**Exercise task:**
Reproduce every line in the listing that contains the word "JSON".

━━━━━ Provided information

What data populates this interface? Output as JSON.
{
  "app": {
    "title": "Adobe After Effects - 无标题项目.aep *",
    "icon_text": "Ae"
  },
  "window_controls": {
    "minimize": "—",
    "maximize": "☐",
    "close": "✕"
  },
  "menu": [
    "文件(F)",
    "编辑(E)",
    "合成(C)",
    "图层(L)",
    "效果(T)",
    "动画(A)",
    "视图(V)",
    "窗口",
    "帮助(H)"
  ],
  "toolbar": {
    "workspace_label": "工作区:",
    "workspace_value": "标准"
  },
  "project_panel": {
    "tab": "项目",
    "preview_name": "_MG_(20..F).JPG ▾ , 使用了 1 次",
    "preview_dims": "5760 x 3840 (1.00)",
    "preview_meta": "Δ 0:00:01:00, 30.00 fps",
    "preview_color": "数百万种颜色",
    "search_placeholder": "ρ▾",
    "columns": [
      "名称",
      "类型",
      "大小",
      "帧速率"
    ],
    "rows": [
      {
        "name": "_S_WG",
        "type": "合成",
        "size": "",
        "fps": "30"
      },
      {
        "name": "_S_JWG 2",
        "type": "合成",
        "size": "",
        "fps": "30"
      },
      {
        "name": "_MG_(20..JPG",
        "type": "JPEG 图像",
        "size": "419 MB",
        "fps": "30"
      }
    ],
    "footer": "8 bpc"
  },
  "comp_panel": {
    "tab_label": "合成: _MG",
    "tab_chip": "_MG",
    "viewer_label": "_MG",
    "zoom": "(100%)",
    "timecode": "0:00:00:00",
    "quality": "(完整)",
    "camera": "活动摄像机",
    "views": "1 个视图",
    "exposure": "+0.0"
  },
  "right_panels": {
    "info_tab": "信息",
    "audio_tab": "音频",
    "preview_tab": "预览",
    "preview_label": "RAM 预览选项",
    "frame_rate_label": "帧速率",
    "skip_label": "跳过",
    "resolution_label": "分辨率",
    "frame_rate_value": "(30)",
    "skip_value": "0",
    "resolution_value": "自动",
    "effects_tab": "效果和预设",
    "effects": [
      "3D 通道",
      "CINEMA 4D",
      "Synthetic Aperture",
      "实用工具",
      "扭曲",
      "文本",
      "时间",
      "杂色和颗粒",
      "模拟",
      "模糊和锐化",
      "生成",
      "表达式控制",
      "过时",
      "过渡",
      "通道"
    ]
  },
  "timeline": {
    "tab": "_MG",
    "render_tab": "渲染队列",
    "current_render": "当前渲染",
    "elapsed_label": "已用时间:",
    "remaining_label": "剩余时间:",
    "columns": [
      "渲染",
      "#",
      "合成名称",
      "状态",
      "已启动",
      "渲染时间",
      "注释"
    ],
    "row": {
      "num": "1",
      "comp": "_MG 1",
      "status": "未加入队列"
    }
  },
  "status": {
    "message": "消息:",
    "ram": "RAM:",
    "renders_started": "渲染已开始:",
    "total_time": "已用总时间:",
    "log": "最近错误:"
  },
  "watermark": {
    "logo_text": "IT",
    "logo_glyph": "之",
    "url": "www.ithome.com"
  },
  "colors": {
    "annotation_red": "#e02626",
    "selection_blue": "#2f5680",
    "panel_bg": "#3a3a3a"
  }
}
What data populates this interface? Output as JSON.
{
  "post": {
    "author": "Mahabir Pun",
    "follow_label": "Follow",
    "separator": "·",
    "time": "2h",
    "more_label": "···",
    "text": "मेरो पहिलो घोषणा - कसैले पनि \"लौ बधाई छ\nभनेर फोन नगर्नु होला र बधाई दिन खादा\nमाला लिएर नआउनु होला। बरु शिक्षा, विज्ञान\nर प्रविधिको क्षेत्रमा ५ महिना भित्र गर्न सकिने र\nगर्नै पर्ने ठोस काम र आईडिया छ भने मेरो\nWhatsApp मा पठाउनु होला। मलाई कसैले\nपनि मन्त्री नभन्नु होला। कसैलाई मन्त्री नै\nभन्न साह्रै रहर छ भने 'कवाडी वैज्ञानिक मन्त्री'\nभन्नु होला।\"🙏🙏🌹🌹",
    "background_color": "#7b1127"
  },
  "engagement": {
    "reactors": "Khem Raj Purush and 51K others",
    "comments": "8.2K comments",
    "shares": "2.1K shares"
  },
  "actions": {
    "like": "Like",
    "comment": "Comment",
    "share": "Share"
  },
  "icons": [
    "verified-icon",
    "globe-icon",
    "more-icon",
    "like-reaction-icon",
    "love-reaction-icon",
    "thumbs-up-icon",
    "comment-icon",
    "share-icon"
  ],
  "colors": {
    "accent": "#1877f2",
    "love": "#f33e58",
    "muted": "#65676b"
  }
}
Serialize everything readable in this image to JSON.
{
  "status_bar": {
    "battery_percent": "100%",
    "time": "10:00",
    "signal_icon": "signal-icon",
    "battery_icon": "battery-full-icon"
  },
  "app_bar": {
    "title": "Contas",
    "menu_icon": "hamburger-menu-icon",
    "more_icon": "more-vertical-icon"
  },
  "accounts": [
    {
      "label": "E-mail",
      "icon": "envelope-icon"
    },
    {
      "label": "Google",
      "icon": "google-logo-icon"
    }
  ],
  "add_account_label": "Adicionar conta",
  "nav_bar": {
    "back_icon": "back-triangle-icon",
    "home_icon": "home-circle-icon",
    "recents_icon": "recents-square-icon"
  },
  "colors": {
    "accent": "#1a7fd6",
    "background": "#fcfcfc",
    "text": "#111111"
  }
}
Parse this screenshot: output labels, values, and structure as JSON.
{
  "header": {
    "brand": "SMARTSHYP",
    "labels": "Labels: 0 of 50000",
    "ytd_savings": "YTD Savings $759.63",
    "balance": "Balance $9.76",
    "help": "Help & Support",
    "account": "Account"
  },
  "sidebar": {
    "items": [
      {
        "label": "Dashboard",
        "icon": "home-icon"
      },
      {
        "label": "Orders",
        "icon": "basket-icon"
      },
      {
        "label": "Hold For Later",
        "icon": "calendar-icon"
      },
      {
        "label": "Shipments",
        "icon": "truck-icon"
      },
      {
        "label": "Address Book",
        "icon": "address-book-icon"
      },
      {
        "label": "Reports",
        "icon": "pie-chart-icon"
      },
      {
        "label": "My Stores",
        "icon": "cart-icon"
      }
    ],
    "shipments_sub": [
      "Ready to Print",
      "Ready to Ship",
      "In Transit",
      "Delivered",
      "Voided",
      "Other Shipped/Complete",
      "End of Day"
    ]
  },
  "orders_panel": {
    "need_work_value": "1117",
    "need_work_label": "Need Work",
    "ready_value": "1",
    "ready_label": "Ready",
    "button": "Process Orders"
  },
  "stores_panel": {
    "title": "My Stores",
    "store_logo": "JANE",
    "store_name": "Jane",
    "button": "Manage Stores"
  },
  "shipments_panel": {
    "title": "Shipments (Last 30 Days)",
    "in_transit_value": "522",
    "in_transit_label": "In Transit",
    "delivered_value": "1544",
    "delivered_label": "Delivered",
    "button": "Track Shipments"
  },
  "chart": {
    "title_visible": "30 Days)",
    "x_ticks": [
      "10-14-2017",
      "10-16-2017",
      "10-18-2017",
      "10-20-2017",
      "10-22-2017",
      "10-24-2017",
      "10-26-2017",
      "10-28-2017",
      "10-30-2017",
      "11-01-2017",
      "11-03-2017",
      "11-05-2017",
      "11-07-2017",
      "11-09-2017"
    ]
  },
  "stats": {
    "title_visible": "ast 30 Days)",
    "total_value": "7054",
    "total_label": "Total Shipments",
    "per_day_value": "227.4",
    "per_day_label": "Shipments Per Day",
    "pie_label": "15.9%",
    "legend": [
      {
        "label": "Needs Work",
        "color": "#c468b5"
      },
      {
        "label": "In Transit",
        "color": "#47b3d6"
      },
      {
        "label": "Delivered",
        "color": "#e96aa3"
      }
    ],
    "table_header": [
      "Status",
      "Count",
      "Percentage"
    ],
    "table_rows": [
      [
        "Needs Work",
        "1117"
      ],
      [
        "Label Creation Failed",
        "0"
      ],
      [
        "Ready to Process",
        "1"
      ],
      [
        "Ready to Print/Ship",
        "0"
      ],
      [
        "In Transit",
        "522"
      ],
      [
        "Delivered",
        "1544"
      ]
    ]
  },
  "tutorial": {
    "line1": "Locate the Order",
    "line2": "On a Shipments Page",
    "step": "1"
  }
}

━━━━━━━━━━

**Expected answer:**
What data populates this interface? Output as JSON.
What data populates this interface? Output as JSON.
Serialize everything readable in this image to JSON.
Parse this screenshot: output labels, values, and structure as JSON.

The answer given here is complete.